=== Records supplied ===

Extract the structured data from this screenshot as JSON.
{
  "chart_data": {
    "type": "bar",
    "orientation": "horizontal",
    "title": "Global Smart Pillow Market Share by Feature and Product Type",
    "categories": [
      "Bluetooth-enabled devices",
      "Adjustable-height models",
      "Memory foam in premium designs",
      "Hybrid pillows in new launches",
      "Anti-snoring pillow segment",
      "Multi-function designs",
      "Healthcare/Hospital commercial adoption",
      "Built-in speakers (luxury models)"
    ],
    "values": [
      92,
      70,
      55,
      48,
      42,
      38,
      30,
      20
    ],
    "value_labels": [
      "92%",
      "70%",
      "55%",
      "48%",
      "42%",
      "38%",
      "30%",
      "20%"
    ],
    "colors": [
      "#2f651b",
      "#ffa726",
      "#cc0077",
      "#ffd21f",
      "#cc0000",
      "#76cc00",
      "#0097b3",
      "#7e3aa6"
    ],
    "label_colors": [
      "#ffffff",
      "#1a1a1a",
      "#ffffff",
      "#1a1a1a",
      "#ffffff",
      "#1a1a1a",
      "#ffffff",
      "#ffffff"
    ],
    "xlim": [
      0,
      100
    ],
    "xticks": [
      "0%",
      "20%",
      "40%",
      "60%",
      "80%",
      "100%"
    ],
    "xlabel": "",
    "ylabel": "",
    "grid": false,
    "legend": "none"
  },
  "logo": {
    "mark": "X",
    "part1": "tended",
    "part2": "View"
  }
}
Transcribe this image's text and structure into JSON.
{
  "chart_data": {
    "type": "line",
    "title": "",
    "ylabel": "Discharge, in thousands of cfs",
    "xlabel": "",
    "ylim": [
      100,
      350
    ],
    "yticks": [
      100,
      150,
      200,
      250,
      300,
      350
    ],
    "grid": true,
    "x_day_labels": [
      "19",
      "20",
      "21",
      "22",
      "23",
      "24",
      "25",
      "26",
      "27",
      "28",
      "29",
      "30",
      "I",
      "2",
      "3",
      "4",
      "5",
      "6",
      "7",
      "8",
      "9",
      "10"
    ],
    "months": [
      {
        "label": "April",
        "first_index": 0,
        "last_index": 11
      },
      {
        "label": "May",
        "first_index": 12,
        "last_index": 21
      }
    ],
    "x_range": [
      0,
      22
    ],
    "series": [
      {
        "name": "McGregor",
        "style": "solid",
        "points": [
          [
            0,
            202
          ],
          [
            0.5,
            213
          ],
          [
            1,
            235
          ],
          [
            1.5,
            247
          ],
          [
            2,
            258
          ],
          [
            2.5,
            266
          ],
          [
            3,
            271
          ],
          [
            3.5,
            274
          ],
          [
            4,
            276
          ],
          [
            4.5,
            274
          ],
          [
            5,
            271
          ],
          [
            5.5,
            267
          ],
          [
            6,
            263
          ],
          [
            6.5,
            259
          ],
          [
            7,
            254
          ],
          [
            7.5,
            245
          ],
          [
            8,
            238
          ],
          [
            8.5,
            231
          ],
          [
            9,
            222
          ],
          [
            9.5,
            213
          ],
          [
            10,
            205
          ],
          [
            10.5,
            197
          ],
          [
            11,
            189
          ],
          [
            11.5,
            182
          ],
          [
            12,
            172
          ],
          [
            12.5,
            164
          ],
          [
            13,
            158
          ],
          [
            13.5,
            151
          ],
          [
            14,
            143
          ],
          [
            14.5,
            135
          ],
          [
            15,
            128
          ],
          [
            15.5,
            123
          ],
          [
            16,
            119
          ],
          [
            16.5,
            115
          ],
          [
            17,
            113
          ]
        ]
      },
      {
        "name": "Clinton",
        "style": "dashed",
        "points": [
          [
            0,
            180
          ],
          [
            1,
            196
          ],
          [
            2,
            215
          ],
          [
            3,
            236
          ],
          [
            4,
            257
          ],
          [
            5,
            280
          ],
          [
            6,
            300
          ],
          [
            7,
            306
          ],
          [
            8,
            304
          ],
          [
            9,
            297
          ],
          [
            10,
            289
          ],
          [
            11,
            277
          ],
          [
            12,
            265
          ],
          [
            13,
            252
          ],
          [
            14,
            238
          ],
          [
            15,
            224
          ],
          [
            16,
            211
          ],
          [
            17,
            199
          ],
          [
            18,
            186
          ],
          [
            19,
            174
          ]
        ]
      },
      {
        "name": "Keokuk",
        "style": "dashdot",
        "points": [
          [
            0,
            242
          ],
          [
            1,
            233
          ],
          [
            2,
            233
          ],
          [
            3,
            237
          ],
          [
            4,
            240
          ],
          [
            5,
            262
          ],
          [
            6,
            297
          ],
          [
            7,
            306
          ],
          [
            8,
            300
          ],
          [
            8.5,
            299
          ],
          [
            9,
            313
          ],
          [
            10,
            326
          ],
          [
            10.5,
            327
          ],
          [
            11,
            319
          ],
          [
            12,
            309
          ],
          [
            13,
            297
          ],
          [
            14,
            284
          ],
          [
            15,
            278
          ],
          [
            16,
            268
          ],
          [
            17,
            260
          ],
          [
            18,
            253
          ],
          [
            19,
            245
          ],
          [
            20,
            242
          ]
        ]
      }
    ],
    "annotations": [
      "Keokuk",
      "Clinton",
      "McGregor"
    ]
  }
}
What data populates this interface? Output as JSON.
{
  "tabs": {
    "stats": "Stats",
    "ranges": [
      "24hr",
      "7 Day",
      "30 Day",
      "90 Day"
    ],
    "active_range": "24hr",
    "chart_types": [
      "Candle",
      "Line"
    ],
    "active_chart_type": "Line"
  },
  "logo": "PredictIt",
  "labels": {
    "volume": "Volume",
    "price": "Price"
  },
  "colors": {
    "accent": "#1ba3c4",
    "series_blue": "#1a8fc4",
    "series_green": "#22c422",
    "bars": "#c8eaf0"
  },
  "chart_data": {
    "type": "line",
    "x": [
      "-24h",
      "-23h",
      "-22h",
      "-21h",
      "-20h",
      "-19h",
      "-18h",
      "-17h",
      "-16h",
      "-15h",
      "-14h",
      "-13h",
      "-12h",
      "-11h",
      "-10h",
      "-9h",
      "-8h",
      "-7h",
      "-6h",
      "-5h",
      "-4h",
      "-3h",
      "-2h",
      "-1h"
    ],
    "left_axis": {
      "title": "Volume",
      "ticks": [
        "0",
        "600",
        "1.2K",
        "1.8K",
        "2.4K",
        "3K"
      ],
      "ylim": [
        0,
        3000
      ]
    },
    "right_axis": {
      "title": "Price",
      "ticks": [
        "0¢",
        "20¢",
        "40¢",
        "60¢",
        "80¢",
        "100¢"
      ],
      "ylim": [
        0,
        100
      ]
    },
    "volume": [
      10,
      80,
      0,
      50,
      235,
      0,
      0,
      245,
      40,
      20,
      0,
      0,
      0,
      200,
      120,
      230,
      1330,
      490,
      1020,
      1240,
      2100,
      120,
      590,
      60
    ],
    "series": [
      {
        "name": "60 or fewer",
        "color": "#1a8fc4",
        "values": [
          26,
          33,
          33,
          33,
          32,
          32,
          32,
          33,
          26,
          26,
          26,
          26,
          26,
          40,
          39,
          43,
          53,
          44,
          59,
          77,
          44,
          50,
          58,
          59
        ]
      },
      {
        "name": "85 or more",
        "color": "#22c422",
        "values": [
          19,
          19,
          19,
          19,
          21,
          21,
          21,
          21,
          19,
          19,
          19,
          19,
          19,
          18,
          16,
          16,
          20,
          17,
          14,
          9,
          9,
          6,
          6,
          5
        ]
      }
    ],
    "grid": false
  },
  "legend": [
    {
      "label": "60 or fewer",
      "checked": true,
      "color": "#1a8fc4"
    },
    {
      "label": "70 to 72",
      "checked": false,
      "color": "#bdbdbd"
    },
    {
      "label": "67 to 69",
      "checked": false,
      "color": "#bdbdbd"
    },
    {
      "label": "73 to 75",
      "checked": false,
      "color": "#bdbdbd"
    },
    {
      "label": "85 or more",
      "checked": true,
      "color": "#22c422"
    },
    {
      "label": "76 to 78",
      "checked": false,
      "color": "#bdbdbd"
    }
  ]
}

===

# [Problem description]
Scan the data above and copy every line with "this" in it.

# [Written reply]
Extract the structured data from this screenshot as JSON.
Transcribe this image's text and structure into JSON.
What data populates this interface? Output as JSON.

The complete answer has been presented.